(Collected data entries)
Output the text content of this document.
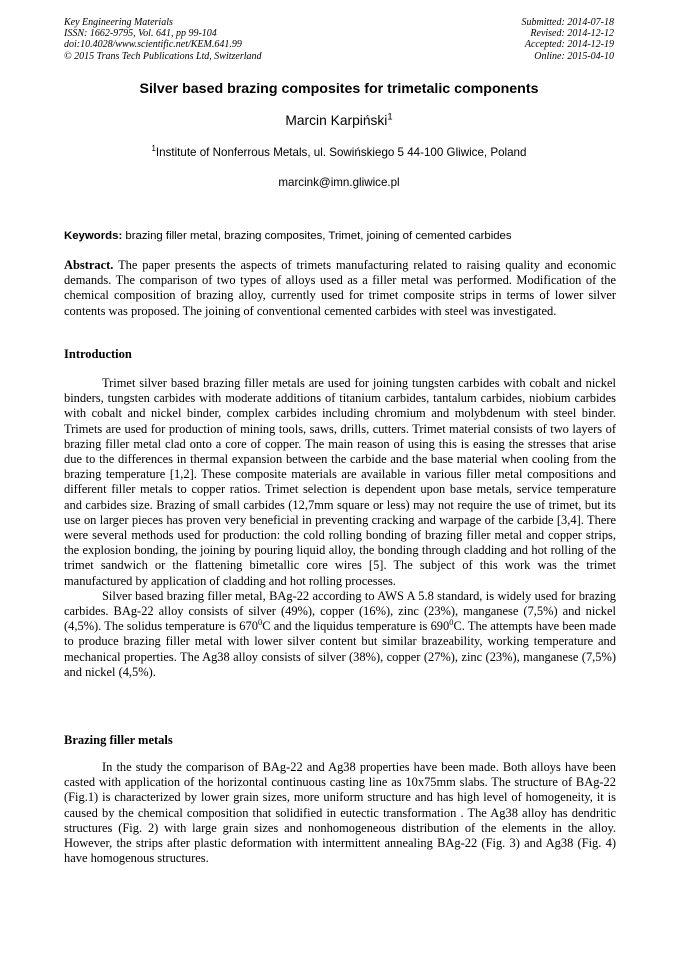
Key Engineering Materials
ISSN: 1662-9795, Vol. 641, pp 99-104
doi:10.4028/www.scientific.net/KEM.641.99
© 2015 Trans Tech Publications Ltd, Switzerland
Submitted: 2014-07-18
Revised: 2014-12-12
Accepted: 2014-12-19
Online: 2015-04-10
Silver based brazing composites for trimetalic components
Marcin Karpiński$^1$
$^1$Institute of Nonferrous Metals, ul. Sowińskiego 5 44-100 Gliwice, Poland
marcink@imn.gliwice.pl
Keywords: brazing filler metal, brazing composites, Trimet, joining of cemented carbides
Abstract. The paper presents the aspects of trimets manufacturing related to raising quality and economic demands. The comparison of two types of alloys used as a filler metal was performed. Modification of the chemical composition of brazing alloy, currently used for trimet composite strips in terms of lower silver contents was proposed. The joining of conventional cemented carbides with steel was investigated.
Introduction

Trimet silver based brazing filler metals are used for joining tungsten carbides with cobalt and nickel binders, tungsten carbides with moderate additions of titanium carbides, tantalum carbides, niobium carbides with cobalt and nickel binder, complex carbides including chromium and molybdenum with steel binder. Trimets are used for production of mining tools, saws, drills, cutters. Trimet material consists of two layers of brazing filler metal clad onto a core of copper. The main reason of using this is easing the stresses that arise due to the differences in thermal expansion between the carbide and the base material when cooling from the brazing temperature [1,2]. These composite materials are available in various filler metal compositions and different filler metals to copper ratios. Trimet selection is dependent upon base metals, service temperature and carbides size. Brazing of small carbides (12,7mm square or less) may not require the use of trimet, but its use on larger pieces has proven very beneficial in preventing cracking and warpage of the carbide [3,4]. There were several methods used for production: the cold rolling bonding of brazing filler metal and copper strips, the explosion bonding, the joining by pouring liquid alloy, the bonding through cladding and hot rolling of the trimet sandwich or the flattening bimetallic core wires [5]. The subject of this work was the trimet manufactured by application of cladding and hot rolling processes.

Silver based brazing filler metal, BAg-22 according to AWS A 5.8 standard, is widely used for brazing carbides. BAg-22 alloy consists of silver (49%), copper (16%), zinc (23%), manganese (7,5%) and nickel (4,5%). The solidus temperature is $670^0C$ and the liquidus temperature is $690^0C$. The attempts have been made to produce brazing filler metal with lower silver content but similar brazeability, working temperature and mechanical properties. The Ag38 alloy consists of silver (38%), copper (27%), zinc (23%), manganese (7,5%) and nickel (4,5%).

Brazing filler metals

In the study the comparison of BAg-22 and Ag38 properties have been made. Both alloys have been casted with application of the horizontal continuous casting line as 10x75mm slabs. The structure of BAg-22 (Fig.1) is characterized by lower grain sizes, more uniform structure and has high level of homogeneity, it is caused by the chemical composition that solidified in eutectic transformation . The Ag38 alloy has dendritic structures (Fig. 2) with large grain sizes and nonhomogeneous distribution of the elements in the alloy. However, the strips after plastic deformation with intermittent annealing BAg-22 (Fig. 3) and Ag38 (Fig. 4) have homogenous structures.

*Your instructions*.
Copy out the lines that hold "alloys".

*Exercise answer*.
Abstract. The paper presents the aspects of trimets manufacturing related to raising quality and economic demands. The comparison of two types of alloys used as a filler metal was performed. Modification of the chemical composition of brazing alloy, currently used for trimet composite strips in terms of lower silver contents was proposed. The joining of conventional cemented carbides with steel was investigated.
In the study the comparison of BAg-22 and Ag38 properties have been made. Both alloys have been casted with application of the horizontal continuous casting line as 10x75mm slabs. The structure of BAg-22 (Fig.1) is characterized by lower grain sizes, more uniform structure and has high level of homogeneity, it is caused by the chemical composition that solidified in eutectic transformation . The Ag38 alloy has dendritic structures (Fig. 2) with large grain sizes and nonhomogeneous distribution of the elements in the alloy. However, the strips after plastic deformation with intermittent annealing BAg-22 (Fig. 3) and Ag38 (Fig. 4) have homogenous structures.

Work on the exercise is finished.